PROMPT | Transcribe the listing that follows in full, omitting pictures.

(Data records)
---

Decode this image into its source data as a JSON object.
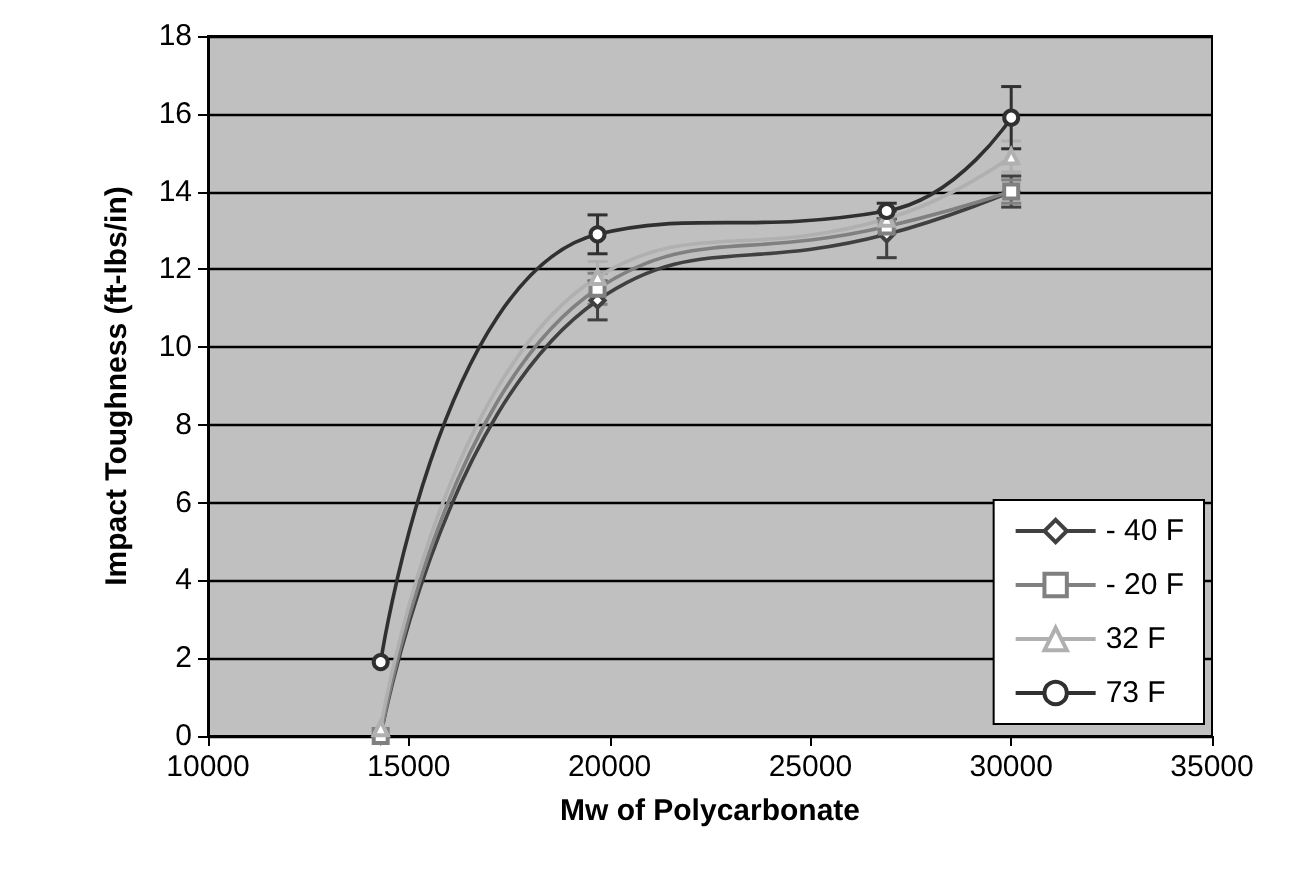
{
  "chart_data": {
    "type": "line",
    "xlabel": "Mw of Polycarbonate",
    "ylabel": "Impact Toughness (ft-lbs/in)",
    "xlim": [
      10000,
      35000
    ],
    "xticks": [
      10000,
      15000,
      20000,
      25000,
      30000,
      35000
    ],
    "ylim": [
      0,
      18
    ],
    "yticks": [
      0,
      2,
      4,
      6,
      8,
      10,
      12,
      14,
      16,
      18
    ],
    "grid": "y",
    "legend": "bottom right",
    "series": [
      {
        "name": "- 40 F",
        "color": "#404040",
        "marker": "diamond",
        "x": [
          14300,
          19700,
          26900,
          30000
        ],
        "values": [
          0,
          11.2,
          12.9,
          14.0
        ],
        "errors": [
          null,
          0.5,
          0.6,
          0.4
        ]
      },
      {
        "name": "- 20 F",
        "color": "#808080",
        "marker": "square",
        "x": [
          14300,
          19700,
          26900,
          30000
        ],
        "values": [
          0,
          11.5,
          13.1,
          14.0
        ],
        "errors": [
          null,
          0.4,
          null,
          0.3
        ]
      },
      {
        "name": "32 F",
        "color": "#b0b0b0",
        "marker": "triangle",
        "x": [
          14300,
          19700,
          26900,
          30000
        ],
        "values": [
          0.2,
          11.8,
          13.3,
          14.9
        ],
        "errors": [
          null,
          0.4,
          null,
          0.4
        ]
      },
      {
        "name": "73 F",
        "color": "#303030",
        "marker": "circle",
        "x": [
          14300,
          19700,
          26900,
          30000
        ],
        "values": [
          1.9,
          12.9,
          13.5,
          15.9
        ],
        "errors": [
          null,
          0.5,
          0.2,
          0.8
        ]
      }
    ]
  }
}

---

EXERCISE OUTPUT |
Decode this image into its source data as a JSON object.
{
  "chart_data": {
    "type": "line",
    "xlabel": "Mw of Polycarbonate",
    "ylabel": "Impact Toughness (ft-lbs/in)",
    "xlim": [
      10000,
      35000
    ],
    "xticks": [
      10000,
      15000,
      20000,
      25000,
      30000,
      35000
    ],
    "ylim": [
      0,
      18
    ],
    "yticks": [
      0,
      2,
      4,
      6,
      8,
      10,
      12,
      14,
      16,
      18
    ],
    "grid": "y",
    "legend": "bottom right",
    "series": [
      {
        "name": "- 40 F",
        "color": "#404040",
        "marker": "diamond",
        "x": [
          14300,
          19700,
          26900,
          30000
        ],
        "values": [
          0,
          11.2,
          12.9,
          14.0
        ],
        "errors": [
          null,
          0.5,
          0.6,
          0.4
        ]
      },
      {
        "name": "- 20 F",
        "color": "#808080",
        "marker": "square",
        "x": [
          14300,
          19700,
          26900,
          30000
        ],
        "values": [
          0,
          11.5,
          13.1,
          14.0
        ],
        "errors": [
          null,
          0.4,
          null,
          0.3
        ]
      },
      {
        "name": "32 F",
        "color": "#b0b0b0",
        "marker": "triangle",
        "x": [
          14300,
          19700,
          26900,
          30000
        ],
        "values": [
          0.2,
          11.8,
          13.3,
          14.9
        ],
        "errors": [
          null,
          0.4,
          null,
          0.4
        ]
      },
      {
        "name": "73 F",
        "color": "#303030",
        "marker": "circle",
        "x": [
          14300,
          19700,
          26900,
          30000
        ],
        "values": [
          1.9,
          12.9,
          13.5,
          15.9
        ],
        "errors": [
          null,
          0.5,
          0.2,
          0.8
        ]
      }
    ]
  }
}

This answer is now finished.